━━━━━ EXTRACTED ENTRIES
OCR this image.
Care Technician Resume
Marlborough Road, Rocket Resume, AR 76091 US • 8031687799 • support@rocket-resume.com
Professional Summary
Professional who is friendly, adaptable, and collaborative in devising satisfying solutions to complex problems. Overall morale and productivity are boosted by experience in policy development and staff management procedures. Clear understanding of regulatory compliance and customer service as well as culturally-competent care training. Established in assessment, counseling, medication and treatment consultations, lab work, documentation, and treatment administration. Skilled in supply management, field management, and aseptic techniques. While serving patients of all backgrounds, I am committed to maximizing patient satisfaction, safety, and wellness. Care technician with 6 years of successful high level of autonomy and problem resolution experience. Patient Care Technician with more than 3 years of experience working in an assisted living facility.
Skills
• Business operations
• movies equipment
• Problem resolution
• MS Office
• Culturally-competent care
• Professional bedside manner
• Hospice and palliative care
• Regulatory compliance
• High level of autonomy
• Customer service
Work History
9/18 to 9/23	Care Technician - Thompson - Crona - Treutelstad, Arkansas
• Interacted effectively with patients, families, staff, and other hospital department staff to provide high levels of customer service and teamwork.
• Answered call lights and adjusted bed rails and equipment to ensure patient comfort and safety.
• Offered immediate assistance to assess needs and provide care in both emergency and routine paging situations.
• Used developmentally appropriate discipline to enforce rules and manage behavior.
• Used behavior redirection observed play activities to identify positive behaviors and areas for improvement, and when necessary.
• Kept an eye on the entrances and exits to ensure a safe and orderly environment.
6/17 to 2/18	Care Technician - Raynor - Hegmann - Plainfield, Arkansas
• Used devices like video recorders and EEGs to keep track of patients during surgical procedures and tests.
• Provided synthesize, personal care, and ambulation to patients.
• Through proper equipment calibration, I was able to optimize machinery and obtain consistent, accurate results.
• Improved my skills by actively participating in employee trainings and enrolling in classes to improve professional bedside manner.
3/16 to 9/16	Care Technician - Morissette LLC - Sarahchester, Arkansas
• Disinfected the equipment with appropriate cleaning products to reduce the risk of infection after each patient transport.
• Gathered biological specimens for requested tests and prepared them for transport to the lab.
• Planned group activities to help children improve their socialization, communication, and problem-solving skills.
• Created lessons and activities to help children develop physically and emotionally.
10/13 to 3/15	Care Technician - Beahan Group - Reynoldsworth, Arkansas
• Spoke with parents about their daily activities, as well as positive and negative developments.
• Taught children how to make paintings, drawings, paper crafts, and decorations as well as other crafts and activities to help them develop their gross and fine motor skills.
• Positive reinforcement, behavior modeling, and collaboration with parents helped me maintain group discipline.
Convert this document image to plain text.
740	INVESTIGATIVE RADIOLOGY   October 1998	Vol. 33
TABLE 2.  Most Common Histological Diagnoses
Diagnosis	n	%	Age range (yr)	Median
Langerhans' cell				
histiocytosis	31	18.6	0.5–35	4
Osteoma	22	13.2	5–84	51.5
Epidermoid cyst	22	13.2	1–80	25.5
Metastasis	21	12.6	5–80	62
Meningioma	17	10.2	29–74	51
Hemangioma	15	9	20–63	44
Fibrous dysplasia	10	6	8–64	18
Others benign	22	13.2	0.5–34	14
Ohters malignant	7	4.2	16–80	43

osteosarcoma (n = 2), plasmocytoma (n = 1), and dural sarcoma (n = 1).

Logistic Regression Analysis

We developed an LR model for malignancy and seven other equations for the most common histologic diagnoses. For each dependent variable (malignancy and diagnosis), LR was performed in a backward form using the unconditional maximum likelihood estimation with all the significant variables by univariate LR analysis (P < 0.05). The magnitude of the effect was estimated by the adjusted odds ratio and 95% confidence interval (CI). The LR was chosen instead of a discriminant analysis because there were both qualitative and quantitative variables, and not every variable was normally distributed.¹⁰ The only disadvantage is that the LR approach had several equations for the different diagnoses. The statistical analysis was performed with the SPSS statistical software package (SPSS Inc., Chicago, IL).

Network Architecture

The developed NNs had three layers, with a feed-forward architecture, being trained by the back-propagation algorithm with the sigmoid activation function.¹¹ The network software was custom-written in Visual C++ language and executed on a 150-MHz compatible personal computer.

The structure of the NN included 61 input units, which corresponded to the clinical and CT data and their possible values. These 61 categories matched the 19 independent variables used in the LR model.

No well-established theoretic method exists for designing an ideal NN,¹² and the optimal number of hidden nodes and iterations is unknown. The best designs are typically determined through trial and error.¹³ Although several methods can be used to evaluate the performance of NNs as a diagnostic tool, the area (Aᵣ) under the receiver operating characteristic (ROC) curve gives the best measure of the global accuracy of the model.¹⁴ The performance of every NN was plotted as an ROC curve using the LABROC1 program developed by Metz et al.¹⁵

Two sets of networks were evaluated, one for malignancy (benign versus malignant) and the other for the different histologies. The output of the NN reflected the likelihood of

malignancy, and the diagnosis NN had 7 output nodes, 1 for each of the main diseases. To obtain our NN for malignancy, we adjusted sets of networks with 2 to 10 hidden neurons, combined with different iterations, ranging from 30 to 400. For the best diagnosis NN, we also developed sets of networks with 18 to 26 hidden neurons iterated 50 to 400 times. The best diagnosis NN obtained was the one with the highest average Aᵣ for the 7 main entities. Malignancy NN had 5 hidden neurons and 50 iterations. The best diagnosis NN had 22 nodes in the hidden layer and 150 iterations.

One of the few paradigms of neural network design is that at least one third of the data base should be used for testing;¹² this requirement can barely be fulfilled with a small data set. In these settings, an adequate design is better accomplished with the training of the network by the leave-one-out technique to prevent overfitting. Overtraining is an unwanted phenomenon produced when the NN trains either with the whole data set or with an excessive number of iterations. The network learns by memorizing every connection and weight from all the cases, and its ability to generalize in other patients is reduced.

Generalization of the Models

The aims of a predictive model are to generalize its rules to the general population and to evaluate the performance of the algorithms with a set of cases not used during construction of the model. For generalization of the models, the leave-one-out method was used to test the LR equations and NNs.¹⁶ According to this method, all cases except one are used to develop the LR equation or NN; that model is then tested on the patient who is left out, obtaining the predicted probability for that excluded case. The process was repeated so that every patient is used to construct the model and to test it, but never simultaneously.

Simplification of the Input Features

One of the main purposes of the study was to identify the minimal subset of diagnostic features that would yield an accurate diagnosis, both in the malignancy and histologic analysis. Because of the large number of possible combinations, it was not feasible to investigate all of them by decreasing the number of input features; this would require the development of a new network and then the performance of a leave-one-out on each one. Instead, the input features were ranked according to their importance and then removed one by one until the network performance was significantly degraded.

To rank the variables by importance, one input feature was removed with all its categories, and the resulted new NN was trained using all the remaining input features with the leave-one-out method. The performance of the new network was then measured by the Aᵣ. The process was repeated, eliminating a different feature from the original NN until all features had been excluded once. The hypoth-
━━━━━━━━━━
▸ **WHAT THE TASK ASKS**
The answer should consist of every line above in which "benign" appears.

▸ **WRITTEN RESPONSE**
Others benign	22	13.2	0.5–34	14
Two sets of networks were evaluated, one for malignancy (benign versus malignant) and the other for the different histologies. The output of the NN reflected the likelihood of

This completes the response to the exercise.